Instructions for the task: Without the pictures, repeat the listing character for character.

[Records from a collection]

# # # # #

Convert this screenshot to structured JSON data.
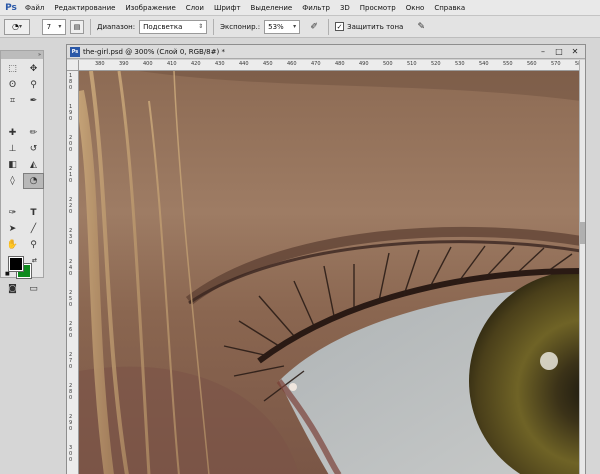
{
  "menubar": {
    "logo": "Ps",
    "items": [
      "Файл",
      "Редактирование",
      "Изображение",
      "Слои",
      "Шрифт",
      "Выделение",
      "Фильтр",
      "3D",
      "Просмотр",
      "Окно",
      "Справка"
    ]
  },
  "options": {
    "brush_size": "7",
    "range_label": "Диапазон:",
    "range_value": "Подсветка",
    "exposure_label": "Экспонир.:",
    "exposure_value": "53%",
    "protect_label": "Защитить тона",
    "protect_checked": "✓"
  },
  "document": {
    "title": "the-girl.psd @ 300% (Слой 0, RGB/8#) *",
    "ruler_h": [
      "380",
      "390",
      "400",
      "410",
      "420",
      "430",
      "440",
      "450",
      "460",
      "470",
      "480",
      "490",
      "500",
      "510",
      "520",
      "530",
      "540",
      "550",
      "560",
      "570",
      "580",
      "590"
    ],
    "ruler_v": [
      "1 8 0",
      "1 9 0",
      "2 0 0",
      "2 1 0",
      "2 2 0",
      "2 3 0",
      "2 4 0",
      "2 5 0",
      "2 6 0",
      "2 7 0",
      "2 8 0",
      "2 9 0",
      "3 0 0"
    ]
  },
  "colors": {
    "foreground": "#000000",
    "background": "#0d8a1d",
    "accent": "#2a58a8"
  }
}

# # # # #

Full solution:
Convert this screenshot to structured JSON data.
{
  "menubar": {
    "logo": "Ps",
    "items": [
      "Файл",
      "Редактирование",
      "Изображение",
      "Слои",
      "Шрифт",
      "Выделение",
      "Фильтр",
      "3D",
      "Просмотр",
      "Окно",
      "Справка"
    ]
  },
  "options": {
    "brush_size": "7",
    "range_label": "Диапазон:",
    "range_value": "Подсветка",
    "exposure_label": "Экспонир.:",
    "exposure_value": "53%",
    "protect_label": "Защитить тона",
    "protect_checked": "✓"
  },
  "document": {
    "title": "the-girl.psd @ 300% (Слой 0, RGB/8#) *",
    "ruler_h": [
      "380",
      "390",
      "400",
      "410",
      "420",
      "430",
      "440",
      "450",
      "460",
      "470",
      "480",
      "490",
      "500",
      "510",
      "520",
      "530",
      "540",
      "550",
      "560",
      "570",
      "580",
      "590"
    ],
    "ruler_v": [
      "1 8 0",
      "1 9 0",
      "2 0 0",
      "2 1 0",
      "2 2 0",
      "2 3 0",
      "2 4 0",
      "2 5 0",
      "2 6 0",
      "2 7 0",
      "2 8 0",
      "2 9 0",
      "3 0 0"
    ]
  },
  "colors": {
    "foreground": "#000000",
    "background": "#0d8a1d",
    "accent": "#2a58a8"
  }
}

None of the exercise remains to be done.